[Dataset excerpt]
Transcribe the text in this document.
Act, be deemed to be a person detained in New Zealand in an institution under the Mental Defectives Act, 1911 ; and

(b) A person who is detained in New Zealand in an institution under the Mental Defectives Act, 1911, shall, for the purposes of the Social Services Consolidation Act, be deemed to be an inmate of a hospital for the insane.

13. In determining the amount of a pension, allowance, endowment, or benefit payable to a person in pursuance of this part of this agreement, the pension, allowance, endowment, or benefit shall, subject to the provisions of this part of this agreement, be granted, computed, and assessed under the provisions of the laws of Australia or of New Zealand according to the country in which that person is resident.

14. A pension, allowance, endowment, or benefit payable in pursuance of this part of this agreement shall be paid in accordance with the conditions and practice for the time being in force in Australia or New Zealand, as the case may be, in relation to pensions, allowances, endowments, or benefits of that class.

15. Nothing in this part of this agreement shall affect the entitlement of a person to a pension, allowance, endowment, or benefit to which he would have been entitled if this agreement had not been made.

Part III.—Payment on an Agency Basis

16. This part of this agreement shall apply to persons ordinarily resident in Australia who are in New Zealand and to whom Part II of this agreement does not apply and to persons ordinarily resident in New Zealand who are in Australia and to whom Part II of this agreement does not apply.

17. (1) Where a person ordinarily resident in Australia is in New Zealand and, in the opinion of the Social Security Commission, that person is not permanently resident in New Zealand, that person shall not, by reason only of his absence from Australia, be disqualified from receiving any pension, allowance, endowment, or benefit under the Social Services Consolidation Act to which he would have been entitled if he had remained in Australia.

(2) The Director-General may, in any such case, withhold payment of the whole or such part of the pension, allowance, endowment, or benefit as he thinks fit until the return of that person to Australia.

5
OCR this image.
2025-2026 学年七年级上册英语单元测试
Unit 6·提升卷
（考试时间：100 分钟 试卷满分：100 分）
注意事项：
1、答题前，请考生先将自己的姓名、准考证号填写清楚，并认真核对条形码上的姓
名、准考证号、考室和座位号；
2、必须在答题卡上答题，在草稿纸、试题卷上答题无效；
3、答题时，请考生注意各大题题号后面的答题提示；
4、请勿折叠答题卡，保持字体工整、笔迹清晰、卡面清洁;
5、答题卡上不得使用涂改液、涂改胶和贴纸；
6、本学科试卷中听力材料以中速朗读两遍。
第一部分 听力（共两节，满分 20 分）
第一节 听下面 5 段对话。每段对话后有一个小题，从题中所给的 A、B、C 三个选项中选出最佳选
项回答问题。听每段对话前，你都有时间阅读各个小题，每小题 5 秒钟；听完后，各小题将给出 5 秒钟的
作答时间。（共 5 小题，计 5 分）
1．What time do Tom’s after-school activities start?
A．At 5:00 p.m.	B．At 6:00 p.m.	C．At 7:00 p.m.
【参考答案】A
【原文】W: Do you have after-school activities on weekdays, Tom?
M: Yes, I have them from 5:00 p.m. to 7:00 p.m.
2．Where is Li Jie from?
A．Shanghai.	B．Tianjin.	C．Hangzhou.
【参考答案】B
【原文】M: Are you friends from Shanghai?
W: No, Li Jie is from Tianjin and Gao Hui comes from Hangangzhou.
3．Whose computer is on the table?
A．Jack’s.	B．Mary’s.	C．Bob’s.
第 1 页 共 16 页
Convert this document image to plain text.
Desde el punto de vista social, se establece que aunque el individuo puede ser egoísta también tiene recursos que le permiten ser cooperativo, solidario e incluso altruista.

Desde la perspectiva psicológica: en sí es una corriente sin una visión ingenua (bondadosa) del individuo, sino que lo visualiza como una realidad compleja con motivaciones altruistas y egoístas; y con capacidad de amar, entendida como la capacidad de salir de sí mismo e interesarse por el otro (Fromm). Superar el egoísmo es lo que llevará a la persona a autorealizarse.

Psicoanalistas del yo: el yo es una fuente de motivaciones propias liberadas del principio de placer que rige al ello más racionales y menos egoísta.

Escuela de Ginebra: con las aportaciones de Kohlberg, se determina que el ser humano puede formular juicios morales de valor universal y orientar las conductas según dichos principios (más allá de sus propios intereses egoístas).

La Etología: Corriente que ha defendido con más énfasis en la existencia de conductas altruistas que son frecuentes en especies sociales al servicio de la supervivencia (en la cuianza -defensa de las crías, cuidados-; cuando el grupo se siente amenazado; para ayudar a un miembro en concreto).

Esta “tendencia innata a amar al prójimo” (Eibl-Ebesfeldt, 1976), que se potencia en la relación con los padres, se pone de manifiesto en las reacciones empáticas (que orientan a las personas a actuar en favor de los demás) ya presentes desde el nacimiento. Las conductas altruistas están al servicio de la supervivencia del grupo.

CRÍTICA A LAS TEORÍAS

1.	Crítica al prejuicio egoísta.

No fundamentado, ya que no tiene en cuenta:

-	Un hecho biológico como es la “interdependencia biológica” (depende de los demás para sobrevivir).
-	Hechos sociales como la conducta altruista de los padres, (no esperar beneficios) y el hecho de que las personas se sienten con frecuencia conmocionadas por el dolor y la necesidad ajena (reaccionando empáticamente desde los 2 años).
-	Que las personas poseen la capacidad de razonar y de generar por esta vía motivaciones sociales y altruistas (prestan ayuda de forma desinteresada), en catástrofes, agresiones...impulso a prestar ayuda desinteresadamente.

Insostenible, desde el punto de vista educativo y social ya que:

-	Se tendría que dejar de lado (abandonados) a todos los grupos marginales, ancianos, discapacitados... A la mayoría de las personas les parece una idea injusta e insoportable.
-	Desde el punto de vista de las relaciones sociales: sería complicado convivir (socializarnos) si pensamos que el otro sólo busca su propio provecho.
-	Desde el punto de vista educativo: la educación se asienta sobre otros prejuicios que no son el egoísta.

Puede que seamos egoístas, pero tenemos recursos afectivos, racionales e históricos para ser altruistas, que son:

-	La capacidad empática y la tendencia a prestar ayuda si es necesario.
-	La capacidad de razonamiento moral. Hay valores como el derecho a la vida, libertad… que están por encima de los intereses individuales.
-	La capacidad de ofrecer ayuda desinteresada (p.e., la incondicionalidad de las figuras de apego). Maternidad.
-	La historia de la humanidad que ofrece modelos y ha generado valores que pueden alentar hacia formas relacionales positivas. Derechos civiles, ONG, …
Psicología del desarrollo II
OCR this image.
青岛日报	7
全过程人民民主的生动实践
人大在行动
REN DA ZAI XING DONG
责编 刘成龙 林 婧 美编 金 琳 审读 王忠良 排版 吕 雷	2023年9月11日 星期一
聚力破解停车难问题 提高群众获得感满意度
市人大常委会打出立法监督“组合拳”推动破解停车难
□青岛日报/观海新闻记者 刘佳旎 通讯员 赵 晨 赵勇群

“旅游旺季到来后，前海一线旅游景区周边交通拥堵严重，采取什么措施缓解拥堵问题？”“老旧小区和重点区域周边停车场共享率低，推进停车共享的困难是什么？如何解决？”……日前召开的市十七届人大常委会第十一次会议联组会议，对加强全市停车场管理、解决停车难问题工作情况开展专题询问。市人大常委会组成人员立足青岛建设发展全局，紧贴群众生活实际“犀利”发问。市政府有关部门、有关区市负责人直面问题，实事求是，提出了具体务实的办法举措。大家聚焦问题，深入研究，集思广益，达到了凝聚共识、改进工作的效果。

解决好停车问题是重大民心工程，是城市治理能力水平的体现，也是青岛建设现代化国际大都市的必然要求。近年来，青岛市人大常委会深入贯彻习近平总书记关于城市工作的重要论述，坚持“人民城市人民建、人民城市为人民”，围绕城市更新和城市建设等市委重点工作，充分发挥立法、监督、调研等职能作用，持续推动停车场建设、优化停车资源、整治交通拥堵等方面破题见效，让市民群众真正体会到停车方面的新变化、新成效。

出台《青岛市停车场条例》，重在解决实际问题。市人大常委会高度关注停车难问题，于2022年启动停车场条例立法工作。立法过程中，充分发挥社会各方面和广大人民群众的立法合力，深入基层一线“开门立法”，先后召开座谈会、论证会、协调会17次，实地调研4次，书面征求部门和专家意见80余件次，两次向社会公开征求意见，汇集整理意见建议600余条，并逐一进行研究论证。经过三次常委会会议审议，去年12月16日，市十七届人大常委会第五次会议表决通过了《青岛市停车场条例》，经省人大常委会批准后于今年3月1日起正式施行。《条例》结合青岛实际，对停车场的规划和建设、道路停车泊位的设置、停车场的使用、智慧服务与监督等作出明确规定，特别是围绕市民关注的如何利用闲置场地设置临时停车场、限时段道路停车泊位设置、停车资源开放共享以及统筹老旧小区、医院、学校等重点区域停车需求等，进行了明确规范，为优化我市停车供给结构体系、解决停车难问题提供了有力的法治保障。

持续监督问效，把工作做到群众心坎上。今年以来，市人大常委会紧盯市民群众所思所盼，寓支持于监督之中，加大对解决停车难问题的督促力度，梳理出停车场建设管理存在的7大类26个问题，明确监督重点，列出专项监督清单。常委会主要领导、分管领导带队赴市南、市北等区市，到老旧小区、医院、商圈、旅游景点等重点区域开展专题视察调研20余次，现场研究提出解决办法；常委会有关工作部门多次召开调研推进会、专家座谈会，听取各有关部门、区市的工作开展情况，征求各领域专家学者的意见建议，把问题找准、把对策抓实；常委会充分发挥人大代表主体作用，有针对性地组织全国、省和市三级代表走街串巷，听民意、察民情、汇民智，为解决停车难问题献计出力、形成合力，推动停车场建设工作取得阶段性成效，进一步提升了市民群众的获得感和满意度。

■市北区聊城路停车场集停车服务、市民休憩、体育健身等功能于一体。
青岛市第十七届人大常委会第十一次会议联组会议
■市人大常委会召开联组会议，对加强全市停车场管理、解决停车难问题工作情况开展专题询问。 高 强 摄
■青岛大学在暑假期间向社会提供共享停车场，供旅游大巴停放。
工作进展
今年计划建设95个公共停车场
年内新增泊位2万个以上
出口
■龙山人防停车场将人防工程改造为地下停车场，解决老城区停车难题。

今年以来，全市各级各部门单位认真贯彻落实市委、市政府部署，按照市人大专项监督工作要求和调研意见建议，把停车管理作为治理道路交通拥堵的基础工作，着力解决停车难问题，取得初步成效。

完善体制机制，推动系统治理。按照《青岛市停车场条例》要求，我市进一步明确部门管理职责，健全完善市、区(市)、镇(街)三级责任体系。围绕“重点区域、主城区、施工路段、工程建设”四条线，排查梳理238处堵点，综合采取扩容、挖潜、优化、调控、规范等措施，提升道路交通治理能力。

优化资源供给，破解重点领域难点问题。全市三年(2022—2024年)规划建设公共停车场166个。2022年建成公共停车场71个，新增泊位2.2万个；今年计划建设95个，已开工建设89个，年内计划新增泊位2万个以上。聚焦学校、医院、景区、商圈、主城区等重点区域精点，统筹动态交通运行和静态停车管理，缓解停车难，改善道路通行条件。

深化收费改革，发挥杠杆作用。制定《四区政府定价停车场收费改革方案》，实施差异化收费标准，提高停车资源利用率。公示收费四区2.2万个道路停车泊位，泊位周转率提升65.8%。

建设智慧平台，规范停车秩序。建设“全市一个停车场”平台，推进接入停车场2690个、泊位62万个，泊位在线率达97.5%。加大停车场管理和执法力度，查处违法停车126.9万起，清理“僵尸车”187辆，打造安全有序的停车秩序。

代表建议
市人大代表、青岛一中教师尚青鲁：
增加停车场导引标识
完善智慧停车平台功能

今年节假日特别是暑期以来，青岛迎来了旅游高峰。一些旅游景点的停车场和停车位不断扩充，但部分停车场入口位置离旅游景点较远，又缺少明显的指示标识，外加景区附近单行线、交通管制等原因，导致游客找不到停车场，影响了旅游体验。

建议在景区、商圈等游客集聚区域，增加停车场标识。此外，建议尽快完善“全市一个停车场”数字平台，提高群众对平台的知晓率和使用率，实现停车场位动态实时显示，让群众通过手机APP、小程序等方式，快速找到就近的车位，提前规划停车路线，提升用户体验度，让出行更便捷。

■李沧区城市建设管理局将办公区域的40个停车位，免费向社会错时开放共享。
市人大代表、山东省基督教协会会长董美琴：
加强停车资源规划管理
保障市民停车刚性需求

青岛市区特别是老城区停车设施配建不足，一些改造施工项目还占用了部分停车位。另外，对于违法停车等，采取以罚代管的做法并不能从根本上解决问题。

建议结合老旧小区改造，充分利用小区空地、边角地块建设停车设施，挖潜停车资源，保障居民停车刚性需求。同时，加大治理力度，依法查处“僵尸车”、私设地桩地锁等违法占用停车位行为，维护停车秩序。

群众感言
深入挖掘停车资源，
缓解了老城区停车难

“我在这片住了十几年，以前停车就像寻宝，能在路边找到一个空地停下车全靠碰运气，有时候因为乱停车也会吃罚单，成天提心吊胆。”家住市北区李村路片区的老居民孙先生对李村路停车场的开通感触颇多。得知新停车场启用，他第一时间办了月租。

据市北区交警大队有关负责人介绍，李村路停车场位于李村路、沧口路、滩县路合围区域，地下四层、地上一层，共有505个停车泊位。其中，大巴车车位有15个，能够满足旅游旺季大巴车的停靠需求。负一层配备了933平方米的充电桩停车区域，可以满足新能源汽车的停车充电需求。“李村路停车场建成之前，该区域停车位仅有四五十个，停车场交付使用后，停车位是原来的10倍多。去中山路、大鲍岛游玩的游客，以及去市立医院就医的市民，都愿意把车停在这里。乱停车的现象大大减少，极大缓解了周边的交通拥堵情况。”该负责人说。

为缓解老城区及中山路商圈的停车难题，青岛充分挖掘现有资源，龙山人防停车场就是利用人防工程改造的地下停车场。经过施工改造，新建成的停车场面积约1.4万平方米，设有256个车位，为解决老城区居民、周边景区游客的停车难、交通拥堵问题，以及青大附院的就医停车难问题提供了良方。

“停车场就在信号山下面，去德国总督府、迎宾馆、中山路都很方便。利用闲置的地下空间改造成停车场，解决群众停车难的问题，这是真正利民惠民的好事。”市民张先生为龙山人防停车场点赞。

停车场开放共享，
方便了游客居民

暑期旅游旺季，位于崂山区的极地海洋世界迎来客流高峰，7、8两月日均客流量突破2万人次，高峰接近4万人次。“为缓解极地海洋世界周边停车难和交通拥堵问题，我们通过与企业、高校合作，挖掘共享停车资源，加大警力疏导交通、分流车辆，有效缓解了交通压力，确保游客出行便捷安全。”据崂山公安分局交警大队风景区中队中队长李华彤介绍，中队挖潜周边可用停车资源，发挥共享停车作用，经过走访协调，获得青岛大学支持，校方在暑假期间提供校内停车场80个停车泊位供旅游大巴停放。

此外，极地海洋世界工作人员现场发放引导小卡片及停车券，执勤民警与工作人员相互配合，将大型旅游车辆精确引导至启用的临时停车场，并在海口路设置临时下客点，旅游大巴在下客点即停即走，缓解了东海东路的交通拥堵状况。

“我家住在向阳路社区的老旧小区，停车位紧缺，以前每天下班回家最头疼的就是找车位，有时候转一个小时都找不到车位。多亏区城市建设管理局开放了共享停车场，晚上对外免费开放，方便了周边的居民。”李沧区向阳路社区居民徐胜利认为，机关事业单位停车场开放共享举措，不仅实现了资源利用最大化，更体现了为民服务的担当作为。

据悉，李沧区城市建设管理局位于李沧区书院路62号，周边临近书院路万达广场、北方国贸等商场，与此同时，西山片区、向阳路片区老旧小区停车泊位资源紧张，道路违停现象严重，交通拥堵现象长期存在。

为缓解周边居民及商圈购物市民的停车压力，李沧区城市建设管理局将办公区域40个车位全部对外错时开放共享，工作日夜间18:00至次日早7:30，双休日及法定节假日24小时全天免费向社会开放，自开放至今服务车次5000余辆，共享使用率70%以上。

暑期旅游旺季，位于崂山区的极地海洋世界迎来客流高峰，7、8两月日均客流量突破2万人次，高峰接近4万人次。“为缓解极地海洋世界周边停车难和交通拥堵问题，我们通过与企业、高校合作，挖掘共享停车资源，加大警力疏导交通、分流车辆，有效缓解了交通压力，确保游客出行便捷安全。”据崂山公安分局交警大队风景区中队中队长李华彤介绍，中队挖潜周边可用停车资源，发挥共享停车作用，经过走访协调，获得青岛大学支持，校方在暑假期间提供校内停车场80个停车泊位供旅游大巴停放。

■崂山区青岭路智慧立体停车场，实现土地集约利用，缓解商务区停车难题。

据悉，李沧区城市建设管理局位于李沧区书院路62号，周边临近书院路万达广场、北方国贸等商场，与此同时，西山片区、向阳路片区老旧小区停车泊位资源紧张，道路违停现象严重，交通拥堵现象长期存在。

» **What the task asks**: Filter the listing above by the word "agreement"; copy each line that passes.

» **Result for this task**:
13. In determining the amount of a pension, allowance, endowment, or benefit payable to a person in pursuance of this part of this agreement, the pension, allowance, endowment, or benefit shall, subject to the provisions of this part of this agreement, be granted, computed, and assessed under the provisions of the laws of Australia or of New Zealand according to the country in which that person is resident.
14. A pension, allowance, endowment, or benefit payable in pursuance of this part of this agreement shall be paid in accordance with the conditions and practice for the time being in force in Australia or New Zealand, as the case may be, in relation to pensions, allowances, endowments, or benefits of that class.
15. Nothing in this part of this agreement shall affect the entitlement of a person to a pension, allowance, endowment, or benefit to which he would have been entitled if this agreement had not been made.
16. This part of this agreement shall apply to persons ordinarily resident in Australia who are in New Zealand and to whom Part II of this agreement does not apply and to persons ordinarily resident in New Zealand who are in Australia and to whom Part II of this agreement does not apply.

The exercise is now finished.